■ DATASET EXTRACT ■
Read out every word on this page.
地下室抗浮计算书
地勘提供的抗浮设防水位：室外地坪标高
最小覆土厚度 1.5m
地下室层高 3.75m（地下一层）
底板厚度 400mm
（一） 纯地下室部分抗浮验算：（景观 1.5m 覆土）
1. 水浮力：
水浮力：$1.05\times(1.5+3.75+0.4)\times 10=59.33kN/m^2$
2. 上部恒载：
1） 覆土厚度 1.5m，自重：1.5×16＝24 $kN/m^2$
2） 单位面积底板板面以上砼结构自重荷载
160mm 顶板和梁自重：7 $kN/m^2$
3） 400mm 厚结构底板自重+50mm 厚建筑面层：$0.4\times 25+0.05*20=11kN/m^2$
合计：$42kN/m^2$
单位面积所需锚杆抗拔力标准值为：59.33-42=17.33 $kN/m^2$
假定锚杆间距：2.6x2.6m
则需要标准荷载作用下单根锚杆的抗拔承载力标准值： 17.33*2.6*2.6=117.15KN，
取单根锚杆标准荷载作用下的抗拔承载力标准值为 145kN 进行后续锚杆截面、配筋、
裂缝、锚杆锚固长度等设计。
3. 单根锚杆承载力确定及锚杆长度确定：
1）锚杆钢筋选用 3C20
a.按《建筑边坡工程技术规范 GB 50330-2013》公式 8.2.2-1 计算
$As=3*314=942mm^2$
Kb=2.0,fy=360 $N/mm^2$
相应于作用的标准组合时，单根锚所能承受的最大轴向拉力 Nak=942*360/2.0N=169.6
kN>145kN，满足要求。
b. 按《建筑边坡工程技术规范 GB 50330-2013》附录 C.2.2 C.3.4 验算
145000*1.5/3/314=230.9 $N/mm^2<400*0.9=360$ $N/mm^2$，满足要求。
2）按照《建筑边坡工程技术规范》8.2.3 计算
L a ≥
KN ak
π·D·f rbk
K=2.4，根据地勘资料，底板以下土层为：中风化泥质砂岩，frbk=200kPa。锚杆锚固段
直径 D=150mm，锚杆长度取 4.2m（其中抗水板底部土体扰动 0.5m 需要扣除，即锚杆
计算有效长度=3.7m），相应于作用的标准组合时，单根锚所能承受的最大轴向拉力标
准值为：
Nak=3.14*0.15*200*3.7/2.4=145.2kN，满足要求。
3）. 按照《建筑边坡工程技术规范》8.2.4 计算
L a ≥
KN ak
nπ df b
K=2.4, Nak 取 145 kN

■ TASK BRIEF ■
Would you write down every record again, exactly?

■ RESPONSE TO THE EXERCISE ■
Read out every word on this page.
地下室抗浮计算书
地勘提供的抗浮设防水位：室外地坪标高
最小覆土厚度 1.5m
地下室层高 3.75m（地下一层）
底板厚度 400mm
（一） 纯地下室部分抗浮验算：（景观 1.5m 覆土）
1. 水浮力：
水浮力：$1.05\times(1.5+3.75+0.4)\times 10=59.33kN/m^2$
2. 上部恒载：
1） 覆土厚度 1.5m，自重：1.5×16＝24 $kN/m^2$
2） 单位面积底板板面以上砼结构自重荷载
160mm 顶板和梁自重：7 $kN/m^2$
3） 400mm 厚结构底板自重+50mm 厚建筑面层：$0.4\times 25+0.05*20=11kN/m^2$
合计：$42kN/m^2$
单位面积所需锚杆抗拔力标准值为：59.33-42=17.33 $kN/m^2$
假定锚杆间距：2.6x2.6m
则需要标准荷载作用下单根锚杆的抗拔承载力标准值： 17.33*2.6*2.6=117.15KN，
取单根锚杆标准荷载作用下的抗拔承载力标准值为 145kN 进行后续锚杆截面、配筋、
裂缝、锚杆锚固长度等设计。
3. 单根锚杆承载力确定及锚杆长度确定：
1）锚杆钢筋选用 3C20
a.按《建筑边坡工程技术规范 GB 50330-2013》公式 8.2.2-1 计算
$As=3*314=942mm^2$
Kb=2.0,fy=360 $N/mm^2$
相应于作用的标准组合时，单根锚所能承受的最大轴向拉力 Nak=942*360/2.0N=169.6
kN>145kN，满足要求。
b. 按《建筑边坡工程技术规范 GB 50330-2013》附录 C.2.2 C.3.4 验算
145000*1.5/3/314=230.9 $N/mm^2<400*0.9=360$ $N/mm^2$，满足要求。
2）按照《建筑边坡工程技术规范》8.2.3 计算
L a ≥
KN ak
π·D·f rbk
K=2.4，根据地勘资料，底板以下土层为：中风化泥质砂岩，frbk=200kPa。锚杆锚固段
直径 D=150mm，锚杆长度取 4.2m（其中抗水板底部土体扰动 0.5m 需要扣除，即锚杆
计算有效长度=3.7m），相应于作用的标准组合时，单根锚所能承受的最大轴向拉力标
准值为：
Nak=3.14*0.15*200*3.7/2.4=145.2kN，满足要求。
3）. 按照《建筑边坡工程技术规范》8.2.4 计算
L a ≥
KN ak
nπ df b
K=2.4, Nak 取 145 kN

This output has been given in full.